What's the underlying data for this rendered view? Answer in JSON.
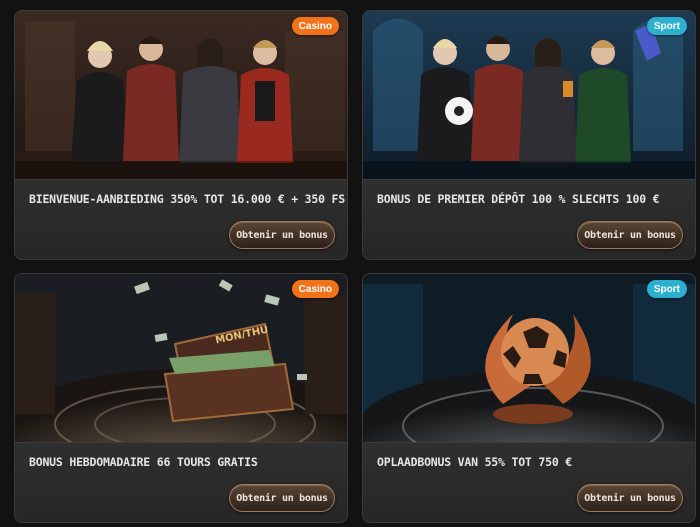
{
  "colors": {
    "page_bg": "#121212",
    "card_bg": "#2a2a2a",
    "casino_badge": "#f0731a",
    "sport_badge": "#2bb0d0",
    "button_border": "#a07a58"
  },
  "cards": [
    {
      "badge": "Casino",
      "badge_color": "#f0731a",
      "title": "Bienvenue-aanbieding 350% tot 16.000 € + 350 FS",
      "button": "Obtenir un bonus",
      "image": "casino-characters-illustration"
    },
    {
      "badge": "Sport",
      "badge_color": "#2bb0d0",
      "title": "Bonus de premier dépôt 100 % slechts 100 €",
      "button": "Obtenir un bonus",
      "image": "sport-characters-illustration"
    },
    {
      "badge": "Casino",
      "badge_color": "#f0731a",
      "title": "Bonus hebdomadaire 66 tours gratis",
      "button": "Obtenir un bonus",
      "image": "money-chest-illustration",
      "chest_label": "MON/THU"
    },
    {
      "badge": "Sport",
      "badge_color": "#2bb0d0",
      "title": "Oplaadbonus van 55% tot 750 €",
      "button": "Obtenir un bonus",
      "image": "football-trophy-illustration"
    }
  ]
}
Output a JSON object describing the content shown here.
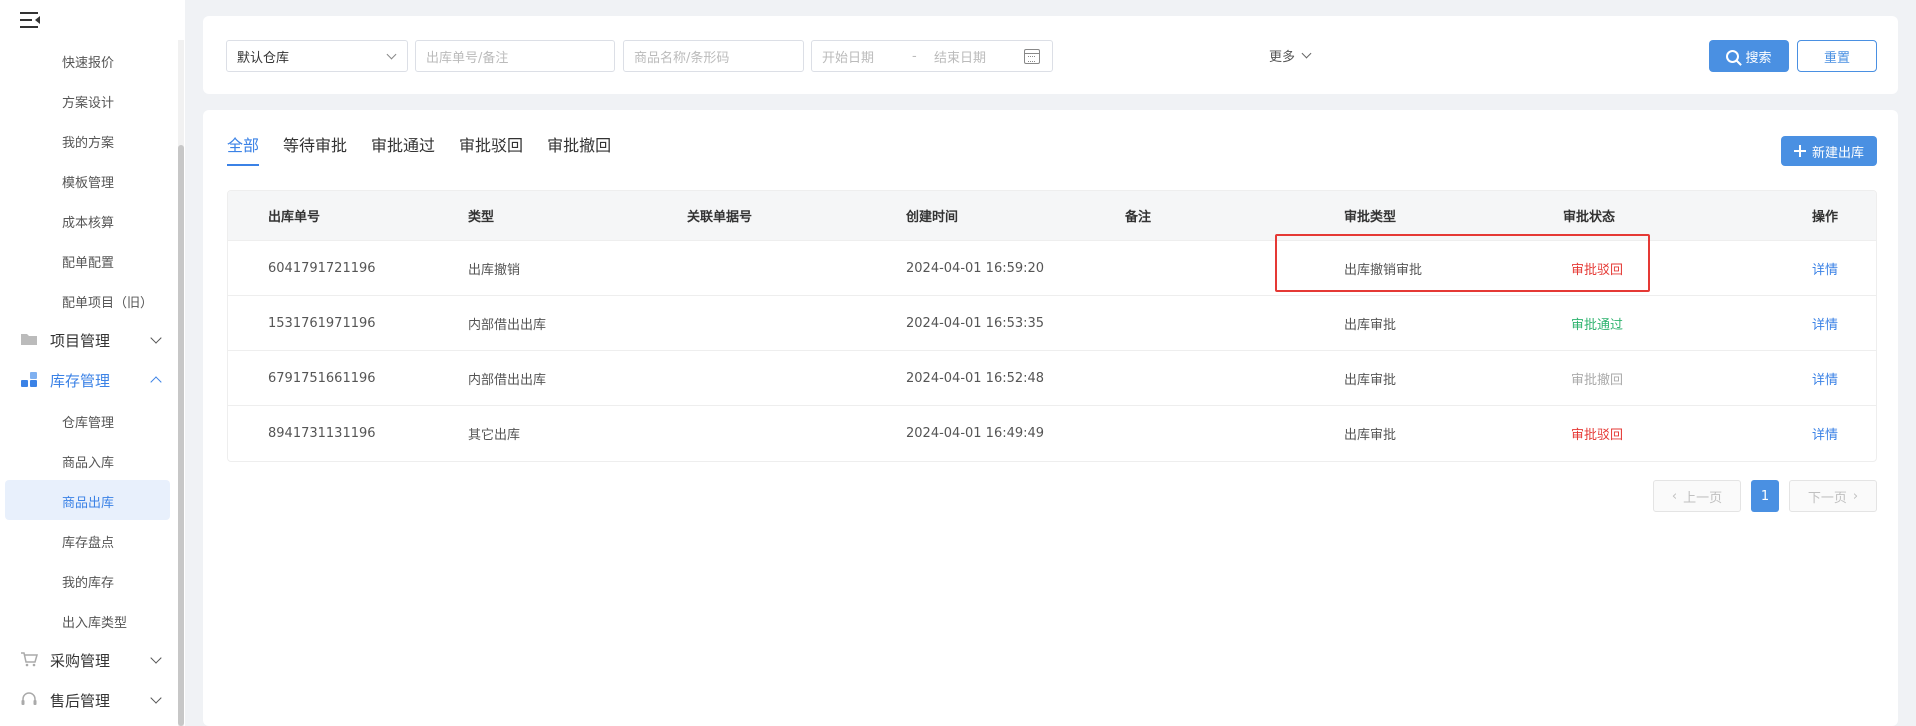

# Required work
Repeat the listing in full and exactly. Do not include any images.

# Answer to the task
What's the underlying data for this rendered view? Answer in JSON.
{
  "colors": {
    "page_bg": "#121212",
    "card_bg": "#2a2a2a",
    "casino_badge": "#f0731a",
    "sport_badge": "#2bb0d0",
    "button_border": "#a07a58"
  },
  "cards": [
    {
      "badge": "Casino",
      "badge_color": "#f0731a",
      "title": "Bienvenue-aanbieding 350% tot 16.000 € + 350 FS",
      "button": "Obtenir un bonus",
      "image": "casino-characters-illustration"
    },
    {
      "badge": "Sport",
      "badge_color": "#2bb0d0",
      "title": "Bonus de premier dépôt 100 % slechts 100 €",
      "button": "Obtenir un bonus",
      "image": "sport-characters-illustration"
    },
    {
      "badge": "Casino",
      "badge_color": "#f0731a",
      "title": "Bonus hebdomadaire 66 tours gratis",
      "button": "Obtenir un bonus",
      "image": "money-chest-illustration",
      "chest_label": "MON/THU"
    },
    {
      "badge": "Sport",
      "badge_color": "#2bb0d0",
      "title": "Oplaadbonus van 55% tot 750 €",
      "button": "Obtenir un bonus",
      "image": "football-trophy-illustration"
    }
  ]
}
Output a JSON object describing the content shown here.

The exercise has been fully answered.